印象中java jdk8以前的concurrentHashMap也是利用这个思路实现的 —— 分段锁

到后面就变成了链表和红黑树的延伸颗粒度更小只以当前链表的节点或者当前子树的父节点为颗粒度上锁

这样就大大的提高了效率此处不赘述～

两者的测试效果和脚本结果有:

大锁

root@hcss-ecs-bbb1:/home/czc/lab/lab# make ph
gcc -o ph -g -O2 -DSOL_THREAD -DLAB_THREAD notxv6/ph.c -pthread
root@hcss-ecs-bbb1:/home/czc/lab/lab# ./ph 2
100000 puts, 8.356 seconds, 11968 puts/second
0: 0 keys missing
1: 0 keys missing
200000 gets, 8.194 seconds, 24410 gets/second

分段锁

root@hcss-ecs-bbb1:/home/czc/lab/lab# ./ph 2
100000 puts, 3.769 seconds, 26534 puts/second
1: 0 keys missing
0: 0 keys missing
200000 gets, 7.518 seconds, 26602 gets/second

从这里也能看到修改这个颗粒度对效果的提升非常明显～

root@hcss-ecs-bbb1:/home/czc/lab/lab# make grade
......

== Test ph_safe == make[1]: Entering directory '/home/czc/lab/lab'
gcc -o ph -g -O2 -DSOL_THREAD -DLAB_THREAD notxv6/ph.c -pthread
make[1]: Leaving directory '/home/czc/lab/lab'
ph_safe: OK (10.6s) 
== Test ph_fast == make[1]: Entering directory '/home/czc/lab/lab'
make[1]: 'ph' is up to date.
make[1]: Leaving directory '/home/czc/lab/lab'
ph_fast: OK (25.9s)

Barrier

利用现有的pthread的api实现一个屏障

有点类似join 每个线程都需要在这个barrier处等待所有线程到达了之后才能继续运行

达成一个类似线程同步的效果

大概的思路就是保证每一轮之间的独立性

而在每一轮之后需要重置并重新初始化线程当前的状态（唤醒）

在没结束单轮前已经到达的线程需要sleep并且wait

所以按照这个思路能得到

barrier.c

static void barrier() {

    // 上锁防止被插入
    pthread_mutex_lock(&bstate.barrier_mutex);

    bstate.nthread++;
    // 当此轮全部遍历完 唤醒所有线程 进入下一轮并且初始化状态
    if (bstate.nthread == nthread) {
        bstate.nthread = 0;
        bstate.round++;
        pthread_cond_broadcast(&bstate.barrier_cond);
    } else {
        // 这个线程完事了 但是没遍历完 所以此时需要等待其他线程
        // 放下书中的锁 把资源给别的人用 （虽然这里没的资源）
        // 注意 调用wait的时候 手中必须持有锁
        // 所以这里的分支就可以 怎么都能放下所
        pthread_cond_wait(&bstate.barrier_cond, &bstate.barrier_mutex);
    }

    pthread_mutex_unlock(&bstate.barrier_mutex);
}

ps 除此之外在调用屏障本身的时候就需要加上锁 1是因为调用wait是需要持有锁 2是因为bstate.nthread++这个操作本身是线程不安全的

对应的运行效果和测试脚本有：

1 2	root@hcss-ecs-bbb1:/home/czc/lab/lab# ./barrier 2 OK; passed

root@hcss-ecs-bbb1:/home/czc/lab/lab# make grade
...

__参考材料__
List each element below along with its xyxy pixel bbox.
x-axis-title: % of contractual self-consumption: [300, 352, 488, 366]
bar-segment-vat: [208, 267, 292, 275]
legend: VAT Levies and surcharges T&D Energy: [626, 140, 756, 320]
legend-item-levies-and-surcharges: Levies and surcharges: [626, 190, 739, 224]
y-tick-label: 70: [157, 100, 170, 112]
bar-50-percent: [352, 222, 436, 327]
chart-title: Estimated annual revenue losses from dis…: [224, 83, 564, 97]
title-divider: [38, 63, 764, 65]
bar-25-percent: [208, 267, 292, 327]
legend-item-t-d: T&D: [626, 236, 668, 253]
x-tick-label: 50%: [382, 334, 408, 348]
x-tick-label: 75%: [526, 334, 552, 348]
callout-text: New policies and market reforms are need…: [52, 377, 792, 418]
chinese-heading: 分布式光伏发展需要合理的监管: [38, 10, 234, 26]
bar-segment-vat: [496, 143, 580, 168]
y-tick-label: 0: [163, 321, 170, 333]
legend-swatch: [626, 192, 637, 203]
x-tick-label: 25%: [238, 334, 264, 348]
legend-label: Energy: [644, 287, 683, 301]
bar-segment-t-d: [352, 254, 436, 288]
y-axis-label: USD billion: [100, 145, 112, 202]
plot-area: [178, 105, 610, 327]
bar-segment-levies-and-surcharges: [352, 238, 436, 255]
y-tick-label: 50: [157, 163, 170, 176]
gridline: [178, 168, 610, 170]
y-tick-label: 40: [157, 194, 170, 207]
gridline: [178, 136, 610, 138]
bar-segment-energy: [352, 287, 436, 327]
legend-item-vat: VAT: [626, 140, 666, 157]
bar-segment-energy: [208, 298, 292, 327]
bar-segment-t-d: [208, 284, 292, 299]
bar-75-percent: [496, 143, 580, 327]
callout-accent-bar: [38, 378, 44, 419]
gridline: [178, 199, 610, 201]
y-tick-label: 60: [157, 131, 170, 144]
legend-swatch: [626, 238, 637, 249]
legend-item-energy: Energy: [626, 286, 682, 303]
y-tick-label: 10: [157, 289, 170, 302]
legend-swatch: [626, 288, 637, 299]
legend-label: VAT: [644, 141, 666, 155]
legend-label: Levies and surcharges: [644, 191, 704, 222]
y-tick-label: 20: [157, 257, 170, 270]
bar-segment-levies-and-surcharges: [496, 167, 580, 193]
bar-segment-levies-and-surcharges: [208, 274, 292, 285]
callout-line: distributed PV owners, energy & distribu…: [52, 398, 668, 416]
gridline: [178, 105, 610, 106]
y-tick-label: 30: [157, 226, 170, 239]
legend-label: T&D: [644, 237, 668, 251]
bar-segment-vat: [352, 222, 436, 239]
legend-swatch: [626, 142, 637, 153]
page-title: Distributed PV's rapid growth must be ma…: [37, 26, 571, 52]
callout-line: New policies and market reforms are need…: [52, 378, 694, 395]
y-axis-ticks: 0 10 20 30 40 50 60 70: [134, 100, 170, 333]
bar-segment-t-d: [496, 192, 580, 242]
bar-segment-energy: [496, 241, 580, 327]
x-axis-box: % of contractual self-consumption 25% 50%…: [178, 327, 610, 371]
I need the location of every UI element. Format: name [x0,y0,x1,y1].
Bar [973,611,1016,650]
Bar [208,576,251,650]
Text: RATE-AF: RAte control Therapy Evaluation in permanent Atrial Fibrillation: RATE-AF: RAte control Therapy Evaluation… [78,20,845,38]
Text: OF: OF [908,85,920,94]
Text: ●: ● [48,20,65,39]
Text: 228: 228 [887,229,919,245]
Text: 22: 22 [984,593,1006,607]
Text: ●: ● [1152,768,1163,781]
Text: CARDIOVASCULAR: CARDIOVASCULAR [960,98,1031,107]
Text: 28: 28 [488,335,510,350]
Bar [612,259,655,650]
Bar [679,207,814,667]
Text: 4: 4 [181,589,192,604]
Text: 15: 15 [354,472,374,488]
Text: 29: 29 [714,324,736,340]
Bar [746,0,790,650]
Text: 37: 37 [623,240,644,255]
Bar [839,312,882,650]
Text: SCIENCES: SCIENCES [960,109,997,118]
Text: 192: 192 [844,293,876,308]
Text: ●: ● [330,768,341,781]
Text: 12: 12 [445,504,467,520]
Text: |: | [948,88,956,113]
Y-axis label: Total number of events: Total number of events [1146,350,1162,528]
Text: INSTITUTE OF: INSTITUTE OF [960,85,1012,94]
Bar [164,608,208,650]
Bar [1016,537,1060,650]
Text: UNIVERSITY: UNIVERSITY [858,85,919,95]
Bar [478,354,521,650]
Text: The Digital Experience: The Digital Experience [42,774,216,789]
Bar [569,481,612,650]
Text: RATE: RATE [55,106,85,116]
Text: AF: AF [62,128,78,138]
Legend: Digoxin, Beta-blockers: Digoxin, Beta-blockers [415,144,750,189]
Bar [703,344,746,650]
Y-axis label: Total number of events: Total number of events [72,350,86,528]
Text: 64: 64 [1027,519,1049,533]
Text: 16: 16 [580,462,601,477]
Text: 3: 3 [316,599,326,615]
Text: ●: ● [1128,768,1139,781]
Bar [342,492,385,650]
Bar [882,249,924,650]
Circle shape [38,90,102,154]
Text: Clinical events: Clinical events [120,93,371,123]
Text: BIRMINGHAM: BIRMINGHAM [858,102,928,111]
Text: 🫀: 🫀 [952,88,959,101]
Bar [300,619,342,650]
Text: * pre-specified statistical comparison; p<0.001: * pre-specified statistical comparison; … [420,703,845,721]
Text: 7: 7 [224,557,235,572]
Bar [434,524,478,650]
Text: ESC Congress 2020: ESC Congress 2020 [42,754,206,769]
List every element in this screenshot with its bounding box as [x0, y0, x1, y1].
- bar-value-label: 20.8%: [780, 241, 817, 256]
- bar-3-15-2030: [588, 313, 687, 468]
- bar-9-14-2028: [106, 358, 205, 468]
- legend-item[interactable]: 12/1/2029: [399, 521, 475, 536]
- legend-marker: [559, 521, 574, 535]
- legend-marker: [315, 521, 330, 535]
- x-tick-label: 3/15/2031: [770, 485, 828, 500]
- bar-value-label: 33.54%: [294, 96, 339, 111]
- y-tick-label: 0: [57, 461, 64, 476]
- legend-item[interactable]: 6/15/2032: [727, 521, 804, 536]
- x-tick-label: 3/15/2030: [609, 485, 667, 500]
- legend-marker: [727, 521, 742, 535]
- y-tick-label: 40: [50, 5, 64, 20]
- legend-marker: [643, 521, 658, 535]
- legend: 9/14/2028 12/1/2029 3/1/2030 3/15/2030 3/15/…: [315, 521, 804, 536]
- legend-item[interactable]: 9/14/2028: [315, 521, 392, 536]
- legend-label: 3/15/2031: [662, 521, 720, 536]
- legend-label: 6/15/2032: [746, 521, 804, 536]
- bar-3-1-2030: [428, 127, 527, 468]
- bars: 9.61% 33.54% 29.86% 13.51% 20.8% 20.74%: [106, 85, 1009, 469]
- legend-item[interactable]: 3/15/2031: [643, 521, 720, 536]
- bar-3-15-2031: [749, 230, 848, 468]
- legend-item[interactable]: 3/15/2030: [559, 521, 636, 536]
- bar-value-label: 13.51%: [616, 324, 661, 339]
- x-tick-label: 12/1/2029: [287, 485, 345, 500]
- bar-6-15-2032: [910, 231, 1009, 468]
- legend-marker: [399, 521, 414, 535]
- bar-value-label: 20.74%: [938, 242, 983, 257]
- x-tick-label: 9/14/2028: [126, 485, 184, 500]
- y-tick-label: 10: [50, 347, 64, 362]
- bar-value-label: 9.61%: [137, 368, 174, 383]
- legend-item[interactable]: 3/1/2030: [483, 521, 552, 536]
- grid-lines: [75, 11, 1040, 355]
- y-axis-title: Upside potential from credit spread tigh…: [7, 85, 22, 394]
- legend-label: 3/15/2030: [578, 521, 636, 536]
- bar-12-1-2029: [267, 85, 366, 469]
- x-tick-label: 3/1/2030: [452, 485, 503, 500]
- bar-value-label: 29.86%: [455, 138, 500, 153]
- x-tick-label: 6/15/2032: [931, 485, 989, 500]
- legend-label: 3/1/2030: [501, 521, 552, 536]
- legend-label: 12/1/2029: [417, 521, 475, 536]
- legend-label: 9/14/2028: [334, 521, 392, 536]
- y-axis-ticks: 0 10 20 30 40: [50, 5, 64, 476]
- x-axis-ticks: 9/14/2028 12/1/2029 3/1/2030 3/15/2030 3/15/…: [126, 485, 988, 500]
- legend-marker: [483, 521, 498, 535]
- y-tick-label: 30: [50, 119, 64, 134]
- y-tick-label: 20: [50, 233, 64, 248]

__任务要求__
(1) 请列出所示文本中 barrier() 函数代码所调用的全部 pthread 函数名称。
(2) 请照原样复现清单中的各行：从清单开头起，到包含“legend-item-vat: VAT: [626, 140, 666, 157]”的那一行止，首尾两行均包括在内。

__参考答案__
(1)
pthread_mutex_lock
pthread_cond_broadcast
pthread_cond_wait
pthread_mutex_unlock

(2)
List each element below along with its xyxy pixel bbox.
x-axis-title: % of contractual self-consumption: [300, 352, 488, 366]
bar-segment-vat: [208, 267, 292, 275]
legend: VAT Levies and surcharges T&D Energy: [626, 140, 756, 320]
legend-item-levies-and-surcharges: Levies and surcharges: [626, 190, 739, 224]
y-tick-label: 70: [157, 100, 170, 112]
bar-50-percent: [352, 222, 436, 327]
chart-title: Estimated annual revenue losses from dis…: [224, 83, 564, 97]
title-divider: [38, 63, 764, 65]
bar-25-percent: [208, 267, 292, 327]
legend-item-t-d: T&D: [626, 236, 668, 253]
x-tick-label: 50%: [382, 334, 408, 348]
x-tick-label: 75%: [526, 334, 552, 348]
callout-text: New policies and market reforms are need…: [52, 377, 792, 418]
chinese-heading: 分布式光伏发展需要合理的监管: [38, 10, 234, 26]
bar-segment-vat: [496, 143, 580, 168]
y-tick-label: 0: [163, 321, 170, 333]
legend-swatch: [626, 192, 637, 203]
x-tick-label: 25%: [238, 334, 264, 348]
legend-label: Energy: [644, 287, 683, 301]
bar-segment-t-d: [352, 254, 436, 288]
y-axis-label: USD billion: [100, 145, 112, 202]
plot-area: [178, 105, 610, 327]
bar-segment-levies-and-surcharges: [352, 238, 436, 255]
y-tick-label: 50: [157, 163, 170, 176]
gridline: [178, 168, 610, 170]
y-tick-label: 40: [157, 194, 170, 207]
gridline: [178, 136, 610, 138]
bar-segment-energy: [352, 287, 436, 327]
legend-item-vat: VAT: [626, 140, 666, 157]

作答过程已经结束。